#### Exercise requirements:
Drop the pictures from the entries below, then reproduce the rest exactly.

— BEGIN Data lines —

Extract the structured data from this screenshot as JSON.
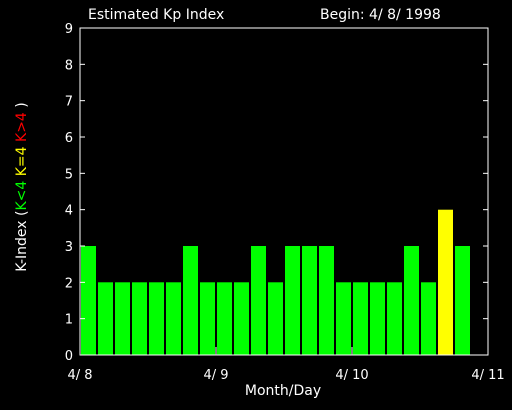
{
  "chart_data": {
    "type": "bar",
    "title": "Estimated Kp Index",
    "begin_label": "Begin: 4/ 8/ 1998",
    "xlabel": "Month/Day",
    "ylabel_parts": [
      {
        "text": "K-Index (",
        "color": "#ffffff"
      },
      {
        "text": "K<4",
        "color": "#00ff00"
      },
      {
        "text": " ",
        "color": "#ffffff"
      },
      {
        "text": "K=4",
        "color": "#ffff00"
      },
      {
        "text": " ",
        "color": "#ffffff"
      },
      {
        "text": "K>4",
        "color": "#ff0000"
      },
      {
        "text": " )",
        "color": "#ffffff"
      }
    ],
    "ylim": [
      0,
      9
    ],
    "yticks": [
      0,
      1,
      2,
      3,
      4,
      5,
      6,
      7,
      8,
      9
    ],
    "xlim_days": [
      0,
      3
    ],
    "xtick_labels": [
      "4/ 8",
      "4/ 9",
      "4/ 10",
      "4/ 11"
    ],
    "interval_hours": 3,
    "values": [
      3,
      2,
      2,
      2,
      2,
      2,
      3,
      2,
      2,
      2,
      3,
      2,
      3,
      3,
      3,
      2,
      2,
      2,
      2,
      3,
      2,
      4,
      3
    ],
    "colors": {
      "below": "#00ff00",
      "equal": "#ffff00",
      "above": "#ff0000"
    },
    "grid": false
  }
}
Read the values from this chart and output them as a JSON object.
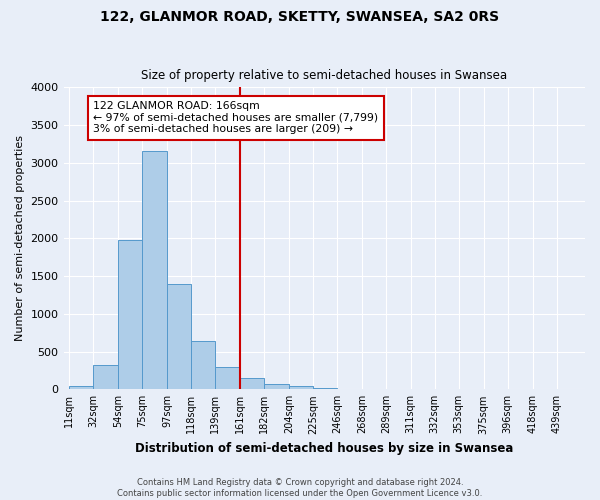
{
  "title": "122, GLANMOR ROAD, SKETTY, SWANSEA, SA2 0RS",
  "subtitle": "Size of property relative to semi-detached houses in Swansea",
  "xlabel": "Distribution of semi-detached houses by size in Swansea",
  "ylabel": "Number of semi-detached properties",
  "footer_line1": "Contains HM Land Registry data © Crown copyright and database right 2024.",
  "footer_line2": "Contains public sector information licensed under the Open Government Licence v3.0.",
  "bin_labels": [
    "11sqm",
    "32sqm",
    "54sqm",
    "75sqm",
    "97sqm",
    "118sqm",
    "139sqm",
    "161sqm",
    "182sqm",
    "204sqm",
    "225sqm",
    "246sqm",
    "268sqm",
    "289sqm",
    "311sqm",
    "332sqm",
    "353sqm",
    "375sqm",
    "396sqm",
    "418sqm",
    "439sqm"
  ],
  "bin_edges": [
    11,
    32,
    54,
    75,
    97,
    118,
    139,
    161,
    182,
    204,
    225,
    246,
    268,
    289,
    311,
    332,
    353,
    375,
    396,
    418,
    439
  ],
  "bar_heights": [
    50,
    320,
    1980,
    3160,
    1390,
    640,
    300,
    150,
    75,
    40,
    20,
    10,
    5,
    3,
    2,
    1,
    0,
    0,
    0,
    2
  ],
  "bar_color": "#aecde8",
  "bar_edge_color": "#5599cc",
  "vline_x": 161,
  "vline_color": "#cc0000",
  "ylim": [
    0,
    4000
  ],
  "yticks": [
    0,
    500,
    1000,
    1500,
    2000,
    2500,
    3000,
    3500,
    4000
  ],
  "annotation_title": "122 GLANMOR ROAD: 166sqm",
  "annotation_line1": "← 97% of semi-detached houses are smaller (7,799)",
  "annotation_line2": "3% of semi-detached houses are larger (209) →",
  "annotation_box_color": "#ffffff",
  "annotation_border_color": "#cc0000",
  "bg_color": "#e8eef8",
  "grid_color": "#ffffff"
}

— END Data lines —

#### Solution:
Extract the structured data from this screenshot as JSON.
{
  "chart_data": {
    "type": "bar",
    "title": "Estimated Kp Index",
    "begin_label": "Begin: 4/ 8/ 1998",
    "xlabel": "Month/Day",
    "ylabel_parts": [
      {
        "text": "K-Index (",
        "color": "#ffffff"
      },
      {
        "text": "K<4",
        "color": "#00ff00"
      },
      {
        "text": " ",
        "color": "#ffffff"
      },
      {
        "text": "K=4",
        "color": "#ffff00"
      },
      {
        "text": " ",
        "color": "#ffffff"
      },
      {
        "text": "K>4",
        "color": "#ff0000"
      },
      {
        "text": " )",
        "color": "#ffffff"
      }
    ],
    "ylim": [
      0,
      9
    ],
    "yticks": [
      0,
      1,
      2,
      3,
      4,
      5,
      6,
      7,
      8,
      9
    ],
    "xlim_days": [
      0,
      3
    ],
    "xtick_labels": [
      "4/ 8",
      "4/ 9",
      "4/ 10",
      "4/ 11"
    ],
    "interval_hours": 3,
    "values": [
      3,
      2,
      2,
      2,
      2,
      2,
      3,
      2,
      2,
      2,
      3,
      2,
      3,
      3,
      3,
      2,
      2,
      2,
      2,
      3,
      2,
      4,
      3
    ],
    "colors": {
      "below": "#00ff00",
      "equal": "#ffff00",
      "above": "#ff0000"
    },
    "grid": false
  }
}
Read the values from this chart and output them as a JSON object.
{
  "title": "122, GLANMOR ROAD, SKETTY, SWANSEA, SA2 0RS",
  "subtitle": "Size of property relative to semi-detached houses in Swansea",
  "xlabel": "Distribution of semi-detached houses by size in Swansea",
  "ylabel": "Number of semi-detached properties",
  "footer_line1": "Contains HM Land Registry data © Crown copyright and database right 2024.",
  "footer_line2": "Contains public sector information licensed under the Open Government Licence v3.0.",
  "bin_labels": [
    "11sqm",
    "32sqm",
    "54sqm",
    "75sqm",
    "97sqm",
    "118sqm",
    "139sqm",
    "161sqm",
    "182sqm",
    "204sqm",
    "225sqm",
    "246sqm",
    "268sqm",
    "289sqm",
    "311sqm",
    "332sqm",
    "353sqm",
    "375sqm",
    "396sqm",
    "418sqm",
    "439sqm"
  ],
  "bin_edges": [
    11,
    32,
    54,
    75,
    97,
    118,
    139,
    161,
    182,
    204,
    225,
    246,
    268,
    289,
    311,
    332,
    353,
    375,
    396,
    418,
    439
  ],
  "bar_heights": [
    50,
    320,
    1980,
    3160,
    1390,
    640,
    300,
    150,
    75,
    40,
    20,
    10,
    5,
    3,
    2,
    1,
    0,
    0,
    0,
    2
  ],
  "bar_color": "#aecde8",
  "bar_edge_color": "#5599cc",
  "vline_x": 161,
  "vline_color": "#cc0000",
  "ylim": [
    0,
    4000
  ],
  "yticks": [
    0,
    500,
    1000,
    1500,
    2000,
    2500,
    3000,
    3500,
    4000
  ],
  "annotation_title": "122 GLANMOR ROAD: 166sqm",
  "annotation_line1": "← 97% of semi-detached houses are smaller (7,799)",
  "annotation_line2": "3% of semi-detached houses are larger (209) →",
  "annotation_box_color": "#ffffff",
  "annotation_border_color": "#cc0000",
  "bg_color": "#e8eef8",
  "grid_color": "#ffffff"
}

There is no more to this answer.